> _Exercise objective_
Locate the lines where "或体积分数为" occurs and copy them as they stand.

### Dataset content

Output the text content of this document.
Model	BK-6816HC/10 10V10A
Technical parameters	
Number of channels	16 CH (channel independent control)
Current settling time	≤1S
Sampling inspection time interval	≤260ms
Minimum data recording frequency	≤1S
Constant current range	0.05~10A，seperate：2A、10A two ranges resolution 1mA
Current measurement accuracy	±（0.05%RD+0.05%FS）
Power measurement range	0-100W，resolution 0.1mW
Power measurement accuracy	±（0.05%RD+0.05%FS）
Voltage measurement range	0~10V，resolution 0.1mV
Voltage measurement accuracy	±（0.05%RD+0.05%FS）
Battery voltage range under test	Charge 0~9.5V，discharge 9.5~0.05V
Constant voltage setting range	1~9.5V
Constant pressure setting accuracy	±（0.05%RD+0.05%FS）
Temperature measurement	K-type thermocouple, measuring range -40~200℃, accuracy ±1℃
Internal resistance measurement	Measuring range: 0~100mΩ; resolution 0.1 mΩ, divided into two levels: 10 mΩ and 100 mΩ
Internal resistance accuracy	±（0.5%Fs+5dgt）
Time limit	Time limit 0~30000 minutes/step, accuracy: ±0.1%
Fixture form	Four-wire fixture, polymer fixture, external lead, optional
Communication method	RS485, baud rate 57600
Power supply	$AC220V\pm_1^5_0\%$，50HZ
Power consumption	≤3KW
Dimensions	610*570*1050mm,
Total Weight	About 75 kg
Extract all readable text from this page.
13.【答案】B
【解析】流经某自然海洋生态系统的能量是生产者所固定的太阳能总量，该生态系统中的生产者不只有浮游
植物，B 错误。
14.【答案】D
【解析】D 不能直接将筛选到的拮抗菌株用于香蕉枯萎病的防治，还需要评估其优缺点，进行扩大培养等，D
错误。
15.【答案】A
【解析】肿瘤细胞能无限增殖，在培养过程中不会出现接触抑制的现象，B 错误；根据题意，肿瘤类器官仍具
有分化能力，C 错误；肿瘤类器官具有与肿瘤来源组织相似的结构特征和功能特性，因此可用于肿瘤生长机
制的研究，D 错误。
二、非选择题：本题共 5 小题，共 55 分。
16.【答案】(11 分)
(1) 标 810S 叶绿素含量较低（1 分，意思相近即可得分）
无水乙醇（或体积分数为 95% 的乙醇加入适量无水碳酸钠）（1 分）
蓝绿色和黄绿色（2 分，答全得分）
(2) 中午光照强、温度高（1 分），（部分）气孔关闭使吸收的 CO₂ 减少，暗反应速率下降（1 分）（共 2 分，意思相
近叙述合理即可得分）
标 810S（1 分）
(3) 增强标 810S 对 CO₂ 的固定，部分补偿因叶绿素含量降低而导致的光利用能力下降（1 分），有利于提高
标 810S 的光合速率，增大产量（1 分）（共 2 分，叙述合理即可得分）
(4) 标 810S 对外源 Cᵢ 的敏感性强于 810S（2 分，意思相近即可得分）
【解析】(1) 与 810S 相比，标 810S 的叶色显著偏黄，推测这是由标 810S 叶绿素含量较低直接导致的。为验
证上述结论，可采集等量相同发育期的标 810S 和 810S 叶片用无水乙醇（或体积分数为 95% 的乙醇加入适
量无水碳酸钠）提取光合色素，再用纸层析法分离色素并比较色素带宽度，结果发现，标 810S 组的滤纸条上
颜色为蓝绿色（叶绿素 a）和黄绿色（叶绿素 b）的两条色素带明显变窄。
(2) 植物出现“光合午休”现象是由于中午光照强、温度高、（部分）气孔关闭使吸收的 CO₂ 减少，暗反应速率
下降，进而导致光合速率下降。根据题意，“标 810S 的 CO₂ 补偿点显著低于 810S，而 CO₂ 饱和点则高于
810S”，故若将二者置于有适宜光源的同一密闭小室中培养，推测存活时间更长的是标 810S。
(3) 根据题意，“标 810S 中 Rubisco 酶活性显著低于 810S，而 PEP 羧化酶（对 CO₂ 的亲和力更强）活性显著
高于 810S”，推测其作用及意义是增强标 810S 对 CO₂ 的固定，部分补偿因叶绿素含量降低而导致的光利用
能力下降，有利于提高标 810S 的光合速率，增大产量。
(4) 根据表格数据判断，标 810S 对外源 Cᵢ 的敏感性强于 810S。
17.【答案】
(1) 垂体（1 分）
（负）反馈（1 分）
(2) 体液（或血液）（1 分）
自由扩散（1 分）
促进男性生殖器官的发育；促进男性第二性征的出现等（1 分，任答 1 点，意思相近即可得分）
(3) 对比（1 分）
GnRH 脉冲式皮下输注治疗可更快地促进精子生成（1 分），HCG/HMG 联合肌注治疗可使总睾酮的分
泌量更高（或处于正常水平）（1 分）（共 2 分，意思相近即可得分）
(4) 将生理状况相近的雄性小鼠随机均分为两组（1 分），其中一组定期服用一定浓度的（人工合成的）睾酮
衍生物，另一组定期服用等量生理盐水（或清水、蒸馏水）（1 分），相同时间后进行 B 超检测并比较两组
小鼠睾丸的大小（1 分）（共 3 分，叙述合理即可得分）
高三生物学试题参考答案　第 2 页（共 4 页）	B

######

> _Reply to the task_
无水乙醇（或体积分数为 95% 的乙醇加入适量无水碳酸钠）（1 分）
证上述结论，可采集等量相同发育期的标 810S 和 810S 叶片用无水乙醇（或体积分数为 95% 的乙醇加入适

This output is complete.